* START *

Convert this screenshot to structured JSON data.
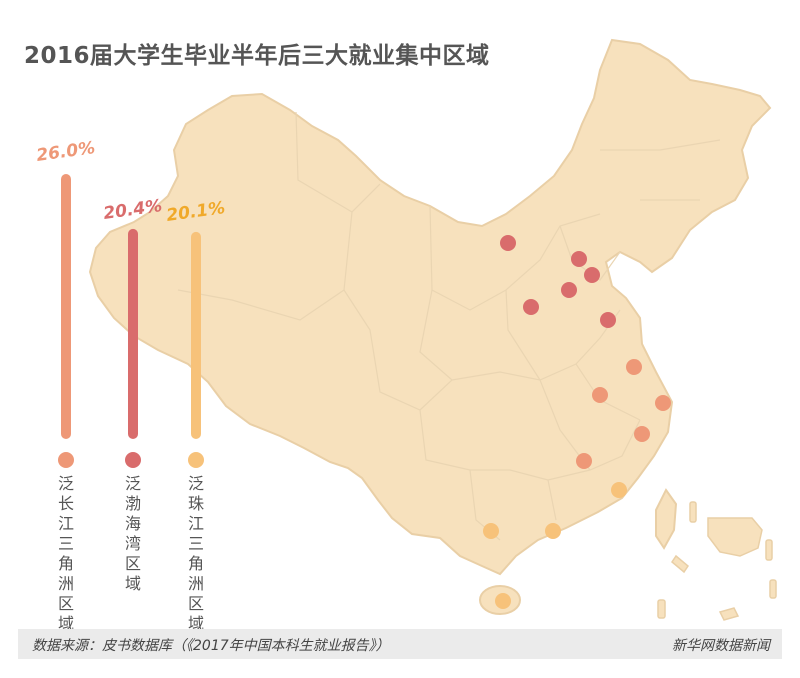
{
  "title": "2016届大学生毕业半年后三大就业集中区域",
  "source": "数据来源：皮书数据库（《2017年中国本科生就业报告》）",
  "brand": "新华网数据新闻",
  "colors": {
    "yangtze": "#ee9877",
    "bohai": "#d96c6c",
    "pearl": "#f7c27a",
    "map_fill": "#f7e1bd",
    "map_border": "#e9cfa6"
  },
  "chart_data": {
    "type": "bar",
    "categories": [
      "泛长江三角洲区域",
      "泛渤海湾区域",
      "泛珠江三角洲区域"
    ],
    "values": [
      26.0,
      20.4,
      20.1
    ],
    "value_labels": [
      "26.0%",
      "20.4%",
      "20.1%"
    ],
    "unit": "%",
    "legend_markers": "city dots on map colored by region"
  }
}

* END *
* START *

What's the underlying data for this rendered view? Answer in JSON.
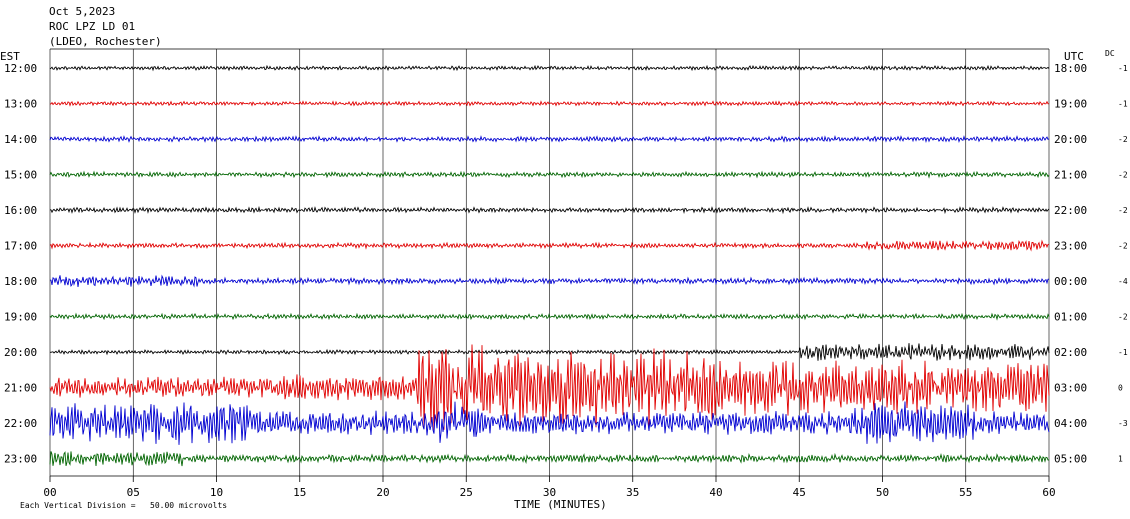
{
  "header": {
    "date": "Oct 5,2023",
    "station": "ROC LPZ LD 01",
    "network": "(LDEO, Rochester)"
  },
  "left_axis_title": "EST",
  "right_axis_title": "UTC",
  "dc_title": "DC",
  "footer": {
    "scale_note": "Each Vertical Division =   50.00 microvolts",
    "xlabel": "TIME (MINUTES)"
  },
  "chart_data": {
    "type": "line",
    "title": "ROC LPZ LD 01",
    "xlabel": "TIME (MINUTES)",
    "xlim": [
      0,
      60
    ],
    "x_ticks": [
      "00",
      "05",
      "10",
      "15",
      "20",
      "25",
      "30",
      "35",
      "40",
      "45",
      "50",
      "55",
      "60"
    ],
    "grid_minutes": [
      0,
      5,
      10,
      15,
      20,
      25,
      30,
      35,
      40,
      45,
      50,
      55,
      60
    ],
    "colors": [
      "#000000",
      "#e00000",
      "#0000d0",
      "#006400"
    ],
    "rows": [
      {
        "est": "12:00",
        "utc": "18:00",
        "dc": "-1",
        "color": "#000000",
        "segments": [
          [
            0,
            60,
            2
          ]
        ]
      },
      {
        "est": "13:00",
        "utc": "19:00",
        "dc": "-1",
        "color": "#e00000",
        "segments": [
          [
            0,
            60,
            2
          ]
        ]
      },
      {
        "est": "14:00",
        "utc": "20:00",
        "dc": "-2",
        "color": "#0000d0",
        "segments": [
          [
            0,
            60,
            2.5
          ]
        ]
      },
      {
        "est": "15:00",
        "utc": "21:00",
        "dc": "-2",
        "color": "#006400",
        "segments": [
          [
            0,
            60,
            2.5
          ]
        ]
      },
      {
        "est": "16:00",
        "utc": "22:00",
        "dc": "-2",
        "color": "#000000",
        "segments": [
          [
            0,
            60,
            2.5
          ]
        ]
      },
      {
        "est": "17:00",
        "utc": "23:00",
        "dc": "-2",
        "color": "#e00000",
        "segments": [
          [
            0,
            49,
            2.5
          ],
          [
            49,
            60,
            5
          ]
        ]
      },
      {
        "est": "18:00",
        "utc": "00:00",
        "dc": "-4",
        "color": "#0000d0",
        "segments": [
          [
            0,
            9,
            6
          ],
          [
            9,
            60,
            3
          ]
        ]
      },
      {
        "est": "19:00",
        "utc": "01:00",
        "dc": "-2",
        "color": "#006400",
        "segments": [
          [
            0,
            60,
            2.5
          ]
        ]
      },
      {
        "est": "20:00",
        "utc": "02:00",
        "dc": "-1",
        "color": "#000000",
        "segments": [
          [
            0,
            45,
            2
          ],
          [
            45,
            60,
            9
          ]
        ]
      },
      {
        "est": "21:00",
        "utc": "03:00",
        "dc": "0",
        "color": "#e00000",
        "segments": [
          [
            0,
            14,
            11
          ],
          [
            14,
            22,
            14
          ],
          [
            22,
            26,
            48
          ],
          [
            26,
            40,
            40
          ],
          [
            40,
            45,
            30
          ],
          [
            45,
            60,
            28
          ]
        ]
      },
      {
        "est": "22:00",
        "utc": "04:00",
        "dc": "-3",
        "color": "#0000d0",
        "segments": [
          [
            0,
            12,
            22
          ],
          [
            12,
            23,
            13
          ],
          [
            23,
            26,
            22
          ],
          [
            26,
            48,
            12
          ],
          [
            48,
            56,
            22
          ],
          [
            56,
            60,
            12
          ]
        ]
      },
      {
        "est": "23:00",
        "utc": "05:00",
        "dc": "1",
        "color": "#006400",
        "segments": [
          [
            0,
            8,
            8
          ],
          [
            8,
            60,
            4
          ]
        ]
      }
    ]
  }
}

* END *

→ **PROBLEM STATEMENT**: Each line of the material above either contains the word "this" or does not; state how many do, and nothing else.

→ **ANSWER TO THE EXERCISE**: 2